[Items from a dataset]
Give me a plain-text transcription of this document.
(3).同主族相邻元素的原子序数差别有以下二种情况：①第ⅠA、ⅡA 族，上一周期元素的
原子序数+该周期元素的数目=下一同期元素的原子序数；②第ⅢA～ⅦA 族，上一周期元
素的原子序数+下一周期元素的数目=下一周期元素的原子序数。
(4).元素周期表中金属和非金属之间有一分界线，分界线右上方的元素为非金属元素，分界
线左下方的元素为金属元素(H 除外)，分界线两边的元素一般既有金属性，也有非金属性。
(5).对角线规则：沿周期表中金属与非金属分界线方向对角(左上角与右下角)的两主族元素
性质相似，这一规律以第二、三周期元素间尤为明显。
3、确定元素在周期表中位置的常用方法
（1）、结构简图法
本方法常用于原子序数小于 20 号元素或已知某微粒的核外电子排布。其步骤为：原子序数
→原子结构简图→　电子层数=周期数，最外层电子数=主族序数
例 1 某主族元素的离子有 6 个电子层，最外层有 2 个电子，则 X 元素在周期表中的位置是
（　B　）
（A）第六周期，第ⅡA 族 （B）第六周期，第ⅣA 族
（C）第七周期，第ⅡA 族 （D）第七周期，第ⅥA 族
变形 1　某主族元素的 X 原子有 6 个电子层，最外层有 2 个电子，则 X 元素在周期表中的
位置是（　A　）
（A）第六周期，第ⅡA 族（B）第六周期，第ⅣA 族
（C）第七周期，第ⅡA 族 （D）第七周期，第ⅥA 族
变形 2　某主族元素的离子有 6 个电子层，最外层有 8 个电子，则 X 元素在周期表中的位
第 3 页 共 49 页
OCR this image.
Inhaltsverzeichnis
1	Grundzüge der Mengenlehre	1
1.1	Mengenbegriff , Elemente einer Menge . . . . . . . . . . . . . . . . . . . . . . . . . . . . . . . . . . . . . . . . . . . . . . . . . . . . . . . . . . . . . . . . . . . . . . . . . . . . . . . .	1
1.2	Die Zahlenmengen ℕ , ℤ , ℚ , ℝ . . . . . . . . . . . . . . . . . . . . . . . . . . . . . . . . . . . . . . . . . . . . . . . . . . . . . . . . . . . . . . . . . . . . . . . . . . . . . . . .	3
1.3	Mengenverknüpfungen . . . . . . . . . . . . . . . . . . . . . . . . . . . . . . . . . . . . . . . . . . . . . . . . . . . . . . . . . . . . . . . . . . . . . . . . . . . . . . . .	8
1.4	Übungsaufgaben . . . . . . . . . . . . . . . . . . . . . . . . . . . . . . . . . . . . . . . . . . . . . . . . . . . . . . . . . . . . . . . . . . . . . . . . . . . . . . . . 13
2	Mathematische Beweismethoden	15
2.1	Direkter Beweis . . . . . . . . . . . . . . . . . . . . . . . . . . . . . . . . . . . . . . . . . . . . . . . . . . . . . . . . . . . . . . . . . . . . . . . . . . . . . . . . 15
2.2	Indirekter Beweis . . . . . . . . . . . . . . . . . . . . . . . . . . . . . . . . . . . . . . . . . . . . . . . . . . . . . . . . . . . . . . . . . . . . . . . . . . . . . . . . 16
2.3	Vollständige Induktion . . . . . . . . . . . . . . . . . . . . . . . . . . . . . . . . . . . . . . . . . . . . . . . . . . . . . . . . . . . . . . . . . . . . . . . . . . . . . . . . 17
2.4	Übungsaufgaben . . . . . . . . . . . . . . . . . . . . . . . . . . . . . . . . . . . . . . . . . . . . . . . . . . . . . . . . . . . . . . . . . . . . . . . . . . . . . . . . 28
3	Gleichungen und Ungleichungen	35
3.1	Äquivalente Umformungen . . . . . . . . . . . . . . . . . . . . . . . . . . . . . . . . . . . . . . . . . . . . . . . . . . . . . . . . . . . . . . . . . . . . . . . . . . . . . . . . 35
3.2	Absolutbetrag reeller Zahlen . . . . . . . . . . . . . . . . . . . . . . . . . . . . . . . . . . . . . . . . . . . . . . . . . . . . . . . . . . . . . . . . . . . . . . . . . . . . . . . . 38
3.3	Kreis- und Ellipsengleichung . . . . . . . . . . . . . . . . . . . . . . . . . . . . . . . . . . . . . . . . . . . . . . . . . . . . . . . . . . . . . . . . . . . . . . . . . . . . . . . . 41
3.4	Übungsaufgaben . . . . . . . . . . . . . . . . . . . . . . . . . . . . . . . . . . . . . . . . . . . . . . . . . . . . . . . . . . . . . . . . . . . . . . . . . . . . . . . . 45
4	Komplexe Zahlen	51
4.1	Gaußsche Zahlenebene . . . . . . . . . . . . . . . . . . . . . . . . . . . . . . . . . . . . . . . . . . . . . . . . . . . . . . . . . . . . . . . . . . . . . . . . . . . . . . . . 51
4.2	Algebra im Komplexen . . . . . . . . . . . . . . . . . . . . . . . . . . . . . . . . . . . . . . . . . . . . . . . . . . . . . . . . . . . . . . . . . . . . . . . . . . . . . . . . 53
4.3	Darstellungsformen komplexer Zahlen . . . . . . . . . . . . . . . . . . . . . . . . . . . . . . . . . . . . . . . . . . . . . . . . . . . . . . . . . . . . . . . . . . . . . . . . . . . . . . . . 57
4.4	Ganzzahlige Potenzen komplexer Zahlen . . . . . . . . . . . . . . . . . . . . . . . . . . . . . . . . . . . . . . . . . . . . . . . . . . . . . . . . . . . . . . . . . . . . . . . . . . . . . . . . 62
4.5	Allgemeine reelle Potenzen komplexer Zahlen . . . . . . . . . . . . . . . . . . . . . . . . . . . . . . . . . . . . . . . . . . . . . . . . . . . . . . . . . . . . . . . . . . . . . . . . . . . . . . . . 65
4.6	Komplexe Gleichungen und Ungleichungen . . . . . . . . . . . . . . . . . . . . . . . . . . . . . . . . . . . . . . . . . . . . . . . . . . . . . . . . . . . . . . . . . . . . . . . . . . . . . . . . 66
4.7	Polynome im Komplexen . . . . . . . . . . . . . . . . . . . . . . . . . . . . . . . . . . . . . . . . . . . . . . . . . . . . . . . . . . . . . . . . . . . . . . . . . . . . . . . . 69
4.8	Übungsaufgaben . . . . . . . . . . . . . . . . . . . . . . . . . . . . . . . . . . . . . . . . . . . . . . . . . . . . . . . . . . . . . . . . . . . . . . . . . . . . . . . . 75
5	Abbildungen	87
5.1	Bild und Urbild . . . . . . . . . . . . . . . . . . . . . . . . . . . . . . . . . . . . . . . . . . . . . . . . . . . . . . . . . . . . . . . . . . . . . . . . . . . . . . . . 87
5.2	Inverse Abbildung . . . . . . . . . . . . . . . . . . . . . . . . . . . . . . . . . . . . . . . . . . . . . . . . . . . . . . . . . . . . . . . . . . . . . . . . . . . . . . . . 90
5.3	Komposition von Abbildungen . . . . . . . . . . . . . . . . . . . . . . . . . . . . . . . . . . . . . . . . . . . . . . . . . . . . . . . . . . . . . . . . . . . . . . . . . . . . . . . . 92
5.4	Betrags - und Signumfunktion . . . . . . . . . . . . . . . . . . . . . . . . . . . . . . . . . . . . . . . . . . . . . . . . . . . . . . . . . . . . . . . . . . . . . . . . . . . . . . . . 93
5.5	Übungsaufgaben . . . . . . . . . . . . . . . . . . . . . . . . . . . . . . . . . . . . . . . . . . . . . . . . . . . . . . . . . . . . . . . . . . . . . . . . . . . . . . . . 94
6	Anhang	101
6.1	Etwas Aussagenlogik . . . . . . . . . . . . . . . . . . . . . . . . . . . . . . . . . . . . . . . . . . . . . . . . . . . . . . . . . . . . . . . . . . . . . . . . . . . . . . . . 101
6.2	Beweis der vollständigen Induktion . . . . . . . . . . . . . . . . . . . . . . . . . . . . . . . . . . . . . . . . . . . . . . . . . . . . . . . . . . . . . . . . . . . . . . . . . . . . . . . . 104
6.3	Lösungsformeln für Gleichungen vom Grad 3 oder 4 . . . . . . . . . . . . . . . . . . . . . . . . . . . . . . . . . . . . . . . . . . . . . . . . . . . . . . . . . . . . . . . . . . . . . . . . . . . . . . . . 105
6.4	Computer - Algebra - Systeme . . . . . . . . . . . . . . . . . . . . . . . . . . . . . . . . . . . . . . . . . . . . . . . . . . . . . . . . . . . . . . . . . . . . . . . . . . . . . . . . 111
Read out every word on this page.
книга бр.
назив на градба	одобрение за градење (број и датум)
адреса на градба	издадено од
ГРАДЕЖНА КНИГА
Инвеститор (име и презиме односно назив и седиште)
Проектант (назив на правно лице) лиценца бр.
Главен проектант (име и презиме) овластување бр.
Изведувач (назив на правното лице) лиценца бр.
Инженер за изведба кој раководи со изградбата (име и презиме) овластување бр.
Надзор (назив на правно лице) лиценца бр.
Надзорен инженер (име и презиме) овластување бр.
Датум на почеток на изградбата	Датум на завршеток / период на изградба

Written instruction
Extract the lines above from the one containing "Read out every word on this page." to the last line, both included, exactly as written.

Response
Read out every word on this page.
книга бр.
назив на градба	одобрение за градење (број и датум)
адреса на градба	издадено од
ГРАДЕЖНА КНИГА
Инвеститор (име и презиме односно назив и седиште)
Проектант (назив на правно лице) лиценца бр.
Главен проектант (име и презиме) овластување бр.
Изведувач (назив на правното лице) лиценца бр.
Инженер за изведба кој раководи со изградбата (име и презиме) овластување бр.
Надзор (назив на правно лице) лиценца бр.
Надзорен инженер (име и презиме) овластување бр.
Датум на почеток на изградбата	Датум на завршеток / период на изградба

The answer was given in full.